Problem requirements -
Please write the listing below out again exactly, leaving every picture behind.
--- Begin ---
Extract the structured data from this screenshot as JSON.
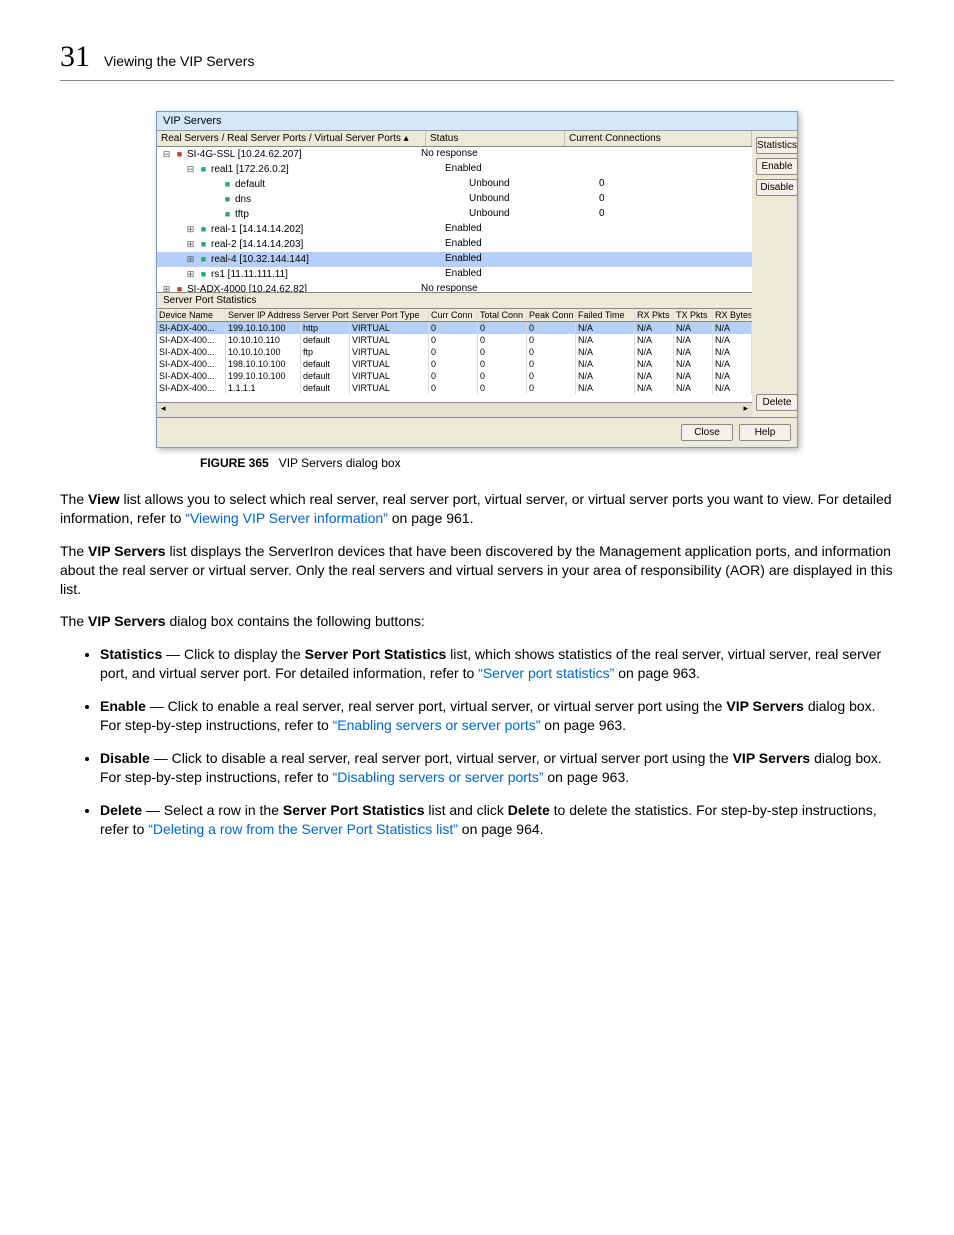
{
  "page": {
    "chapter_number": "31",
    "header_title": "Viewing the VIP Servers"
  },
  "dialog": {
    "title": "VIP Servers",
    "tree_headers": {
      "name": "Real Servers / Real Server Ports / Virtual Server Ports  ▴",
      "status": "Status",
      "conn": "Current Connections"
    },
    "tree": [
      {
        "indent": 0,
        "exp": "⊟",
        "ico": "server",
        "label": "SI-4G-SSL [10.24.62.207]",
        "status": "No response",
        "conn": ""
      },
      {
        "indent": 1,
        "exp": "⊟",
        "ico": "port",
        "label": "real1 [172.26.0.2]",
        "status": "Enabled",
        "conn": ""
      },
      {
        "indent": 2,
        "exp": "",
        "ico": "port",
        "label": "default",
        "status": "Unbound",
        "conn": "0"
      },
      {
        "indent": 2,
        "exp": "",
        "ico": "port",
        "label": "dns",
        "status": "Unbound",
        "conn": "0"
      },
      {
        "indent": 2,
        "exp": "",
        "ico": "port",
        "label": "tftp",
        "status": "Unbound",
        "conn": "0"
      },
      {
        "indent": 1,
        "exp": "⊞",
        "ico": "port",
        "label": "real-1 [14.14.14.202]",
        "status": "Enabled",
        "conn": ""
      },
      {
        "indent": 1,
        "exp": "⊞",
        "ico": "port",
        "label": "real-2 [14.14.14.203]",
        "status": "Enabled",
        "conn": ""
      },
      {
        "indent": 1,
        "exp": "⊞",
        "ico": "port",
        "label": "real-4 [10.32.144.144]",
        "status": "Enabled",
        "conn": "",
        "selected": true
      },
      {
        "indent": 1,
        "exp": "⊞",
        "ico": "port",
        "label": "rs1 [11.11.111.11]",
        "status": "Enabled",
        "conn": ""
      },
      {
        "indent": 0,
        "exp": "⊞",
        "ico": "server",
        "label": "SI-ADX-4000 [10.24.62.82]",
        "status": "No response",
        "conn": ""
      }
    ],
    "stats_title": "Server Port Statistics",
    "stats_headers": {
      "dev": "Device Name",
      "ip": "Server IP Address",
      "sp": "Server Port",
      "spt": "Server Port Type",
      "cc": "Curr Conn",
      "tc": "Total Conn",
      "pc": "Peak Conn",
      "ft": "Failed Time",
      "rxp": "RX Pkts",
      "txp": "TX Pkts",
      "rxb": "RX Bytes"
    },
    "stats_rows": [
      {
        "dev": "SI-ADX-400...",
        "ip": "199.10.10.100",
        "sp": "http",
        "spt": "VIRTUAL",
        "cc": "0",
        "tc": "0",
        "pc": "0",
        "ft": "N/A",
        "rxp": "N/A",
        "txp": "N/A",
        "rxb": "N/A",
        "selected": true
      },
      {
        "dev": "SI-ADX-400...",
        "ip": "10.10.10.110",
        "sp": "default",
        "spt": "VIRTUAL",
        "cc": "0",
        "tc": "0",
        "pc": "0",
        "ft": "N/A",
        "rxp": "N/A",
        "txp": "N/A",
        "rxb": "N/A"
      },
      {
        "dev": "SI-ADX-400...",
        "ip": "10.10.10.100",
        "sp": "ftp",
        "spt": "VIRTUAL",
        "cc": "0",
        "tc": "0",
        "pc": "0",
        "ft": "N/A",
        "rxp": "N/A",
        "txp": "N/A",
        "rxb": "N/A"
      },
      {
        "dev": "SI-ADX-400...",
        "ip": "198.10.10.100",
        "sp": "default",
        "spt": "VIRTUAL",
        "cc": "0",
        "tc": "0",
        "pc": "0",
        "ft": "N/A",
        "rxp": "N/A",
        "txp": "N/A",
        "rxb": "N/A"
      },
      {
        "dev": "SI-ADX-400...",
        "ip": "199.10.10.100",
        "sp": "default",
        "spt": "VIRTUAL",
        "cc": "0",
        "tc": "0",
        "pc": "0",
        "ft": "N/A",
        "rxp": "N/A",
        "txp": "N/A",
        "rxb": "N/A"
      },
      {
        "dev": "SI-ADX-400...",
        "ip": "1.1.1.1",
        "sp": "default",
        "spt": "VIRTUAL",
        "cc": "0",
        "tc": "0",
        "pc": "0",
        "ft": "N/A",
        "rxp": "N/A",
        "txp": "N/A",
        "rxb": "N/A"
      }
    ],
    "buttons": {
      "statistics": "Statistics",
      "enable": "Enable",
      "disable": "Disable",
      "delete": "Delete",
      "close": "Close",
      "help": "Help"
    }
  },
  "caption": {
    "label": "FIGURE 365",
    "text": "VIP Servers dialog box"
  },
  "body": {
    "p1_a": "The ",
    "p1_b": "View",
    "p1_c": " list allows you to select which real server, real server port, virtual server, or virtual server ports you want to view. For detailed information, refer to ",
    "p1_link": "“Viewing VIP Server information”",
    "p1_d": " on page 961.",
    "p2_a": "The ",
    "p2_b": "VIP Servers",
    "p2_c": " list displays the ServerIron devices that have been discovered by the Management application ports, and information about the real server or virtual server. Only the real servers and virtual servers in your area of responsibility (AOR) are displayed in this list.",
    "p3_a": "The ",
    "p3_b": "VIP Servers",
    "p3_c": " dialog box contains the following buttons:",
    "b1_name": "Statistics",
    "b1_mid": " — Click to display the ",
    "b1_mid_b": "Server Port Statistics",
    "b1_rest": " list, which shows statistics of the real server, virtual server, real server port, and virtual server port. For detailed information, refer to ",
    "b1_link": "“Server port statistics”",
    "b1_end": " on page 963.",
    "b2_name": "Enable",
    "b2_mid": " — Click to enable a real server, real server port, virtual server, or virtual server port using the ",
    "b2_mid_b": "VIP Servers",
    "b2_rest": " dialog box. For step-by-step instructions, refer to ",
    "b2_link": "“Enabling servers or server ports”",
    "b2_end": " on page 963.",
    "b3_name": "Disable",
    "b3_mid": " — Click to disable a real server, real server port, virtual server, or virtual server port using the ",
    "b3_mid_b": "VIP Servers",
    "b3_rest": " dialog box. For step-by-step instructions, refer to ",
    "b3_link": "“Disabling servers or server ports”",
    "b3_end": " on page 963.",
    "b4_name": "Delete",
    "b4_mid": " — Select a row in the ",
    "b4_mid_b": "Server Port Statistics",
    "b4_mid2": " list and click ",
    "b4_mid_b2": "Delete",
    "b4_rest": " to delete the statistics. For step-by-step instructions, refer to ",
    "b4_link": "“Deleting a row from the Server Port Statistics list”",
    "b4_end": " on page 964."
  }
}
--- End ---
Answer to this problem -
Extract the structured data from this screenshot as JSON.
{
  "page": {
    "chapter_number": "31",
    "header_title": "Viewing the VIP Servers"
  },
  "dialog": {
    "title": "VIP Servers",
    "tree_headers": {
      "name": "Real Servers / Real Server Ports / Virtual Server Ports  ▴",
      "status": "Status",
      "conn": "Current Connections"
    },
    "tree": [
      {
        "indent": 0,
        "exp": "⊟",
        "ico": "server",
        "label": "SI-4G-SSL [10.24.62.207]",
        "status": "No response",
        "conn": ""
      },
      {
        "indent": 1,
        "exp": "⊟",
        "ico": "port",
        "label": "real1 [172.26.0.2]",
        "status": "Enabled",
        "conn": ""
      },
      {
        "indent": 2,
        "exp": "",
        "ico": "port",
        "label": "default",
        "status": "Unbound",
        "conn": "0"
      },
      {
        "indent": 2,
        "exp": "",
        "ico": "port",
        "label": "dns",
        "status": "Unbound",
        "conn": "0"
      },
      {
        "indent": 2,
        "exp": "",
        "ico": "port",
        "label": "tftp",
        "status": "Unbound",
        "conn": "0"
      },
      {
        "indent": 1,
        "exp": "⊞",
        "ico": "port",
        "label": "real-1 [14.14.14.202]",
        "status": "Enabled",
        "conn": ""
      },
      {
        "indent": 1,
        "exp": "⊞",
        "ico": "port",
        "label": "real-2 [14.14.14.203]",
        "status": "Enabled",
        "conn": ""
      },
      {
        "indent": 1,
        "exp": "⊞",
        "ico": "port",
        "label": "real-4 [10.32.144.144]",
        "status": "Enabled",
        "conn": "",
        "selected": true
      },
      {
        "indent": 1,
        "exp": "⊞",
        "ico": "port",
        "label": "rs1 [11.11.111.11]",
        "status": "Enabled",
        "conn": ""
      },
      {
        "indent": 0,
        "exp": "⊞",
        "ico": "server",
        "label": "SI-ADX-4000 [10.24.62.82]",
        "status": "No response",
        "conn": ""
      }
    ],
    "stats_title": "Server Port Statistics",
    "stats_headers": {
      "dev": "Device Name",
      "ip": "Server IP Address",
      "sp": "Server Port",
      "spt": "Server Port Type",
      "cc": "Curr Conn",
      "tc": "Total Conn",
      "pc": "Peak Conn",
      "ft": "Failed Time",
      "rxp": "RX Pkts",
      "txp": "TX Pkts",
      "rxb": "RX Bytes"
    },
    "stats_rows": [
      {
        "dev": "SI-ADX-400...",
        "ip": "199.10.10.100",
        "sp": "http",
        "spt": "VIRTUAL",
        "cc": "0",
        "tc": "0",
        "pc": "0",
        "ft": "N/A",
        "rxp": "N/A",
        "txp": "N/A",
        "rxb": "N/A",
        "selected": true
      },
      {
        "dev": "SI-ADX-400...",
        "ip": "10.10.10.110",
        "sp": "default",
        "spt": "VIRTUAL",
        "cc": "0",
        "tc": "0",
        "pc": "0",
        "ft": "N/A",
        "rxp": "N/A",
        "txp": "N/A",
        "rxb": "N/A"
      },
      {
        "dev": "SI-ADX-400...",
        "ip": "10.10.10.100",
        "sp": "ftp",
        "spt": "VIRTUAL",
        "cc": "0",
        "tc": "0",
        "pc": "0",
        "ft": "N/A",
        "rxp": "N/A",
        "txp": "N/A",
        "rxb": "N/A"
      },
      {
        "dev": "SI-ADX-400...",
        "ip": "198.10.10.100",
        "sp": "default",
        "spt": "VIRTUAL",
        "cc": "0",
        "tc": "0",
        "pc": "0",
        "ft": "N/A",
        "rxp": "N/A",
        "txp": "N/A",
        "rxb": "N/A"
      },
      {
        "dev": "SI-ADX-400...",
        "ip": "199.10.10.100",
        "sp": "default",
        "spt": "VIRTUAL",
        "cc": "0",
        "tc": "0",
        "pc": "0",
        "ft": "N/A",
        "rxp": "N/A",
        "txp": "N/A",
        "rxb": "N/A"
      },
      {
        "dev": "SI-ADX-400...",
        "ip": "1.1.1.1",
        "sp": "default",
        "spt": "VIRTUAL",
        "cc": "0",
        "tc": "0",
        "pc": "0",
        "ft": "N/A",
        "rxp": "N/A",
        "txp": "N/A",
        "rxb": "N/A"
      }
    ],
    "buttons": {
      "statistics": "Statistics",
      "enable": "Enable",
      "disable": "Disable",
      "delete": "Delete",
      "close": "Close",
      "help": "Help"
    }
  },
  "caption": {
    "label": "FIGURE 365",
    "text": "VIP Servers dialog box"
  },
  "body": {
    "p1_a": "The ",
    "p1_b": "View",
    "p1_c": " list allows you to select which real server, real server port, virtual server, or virtual server ports you want to view. For detailed information, refer to ",
    "p1_link": "“Viewing VIP Server information”",
    "p1_d": " on page 961.",
    "p2_a": "The ",
    "p2_b": "VIP Servers",
    "p2_c": " list displays the ServerIron devices that have been discovered by the Management application ports, and information about the real server or virtual server. Only the real servers and virtual servers in your area of responsibility (AOR) are displayed in this list.",
    "p3_a": "The ",
    "p3_b": "VIP Servers",
    "p3_c": " dialog box contains the following buttons:",
    "b1_name": "Statistics",
    "b1_mid": " — Click to display the ",
    "b1_mid_b": "Server Port Statistics",
    "b1_rest": " list, which shows statistics of the real server, virtual server, real server port, and virtual server port. For detailed information, refer to ",
    "b1_link": "“Server port statistics”",
    "b1_end": " on page 963.",
    "b2_name": "Enable",
    "b2_mid": " — Click to enable a real server, real server port, virtual server, or virtual server port using the ",
    "b2_mid_b": "VIP Servers",
    "b2_rest": " dialog box. For step-by-step instructions, refer to ",
    "b2_link": "“Enabling servers or server ports”",
    "b2_end": " on page 963.",
    "b3_name": "Disable",
    "b3_mid": " — Click to disable a real server, real server port, virtual server, or virtual server port using the ",
    "b3_mid_b": "VIP Servers",
    "b3_rest": " dialog box. For step-by-step instructions, refer to ",
    "b3_link": "“Disabling servers or server ports”",
    "b3_end": " on page 963.",
    "b4_name": "Delete",
    "b4_mid": " — Select a row in the ",
    "b4_mid_b": "Server Port Statistics",
    "b4_mid2": " list and click ",
    "b4_mid_b2": "Delete",
    "b4_rest": " to delete the statistics. For step-by-step instructions, refer to ",
    "b4_link": "“Deleting a row from the Server Port Statistics list”",
    "b4_end": " on page 964."
  }
}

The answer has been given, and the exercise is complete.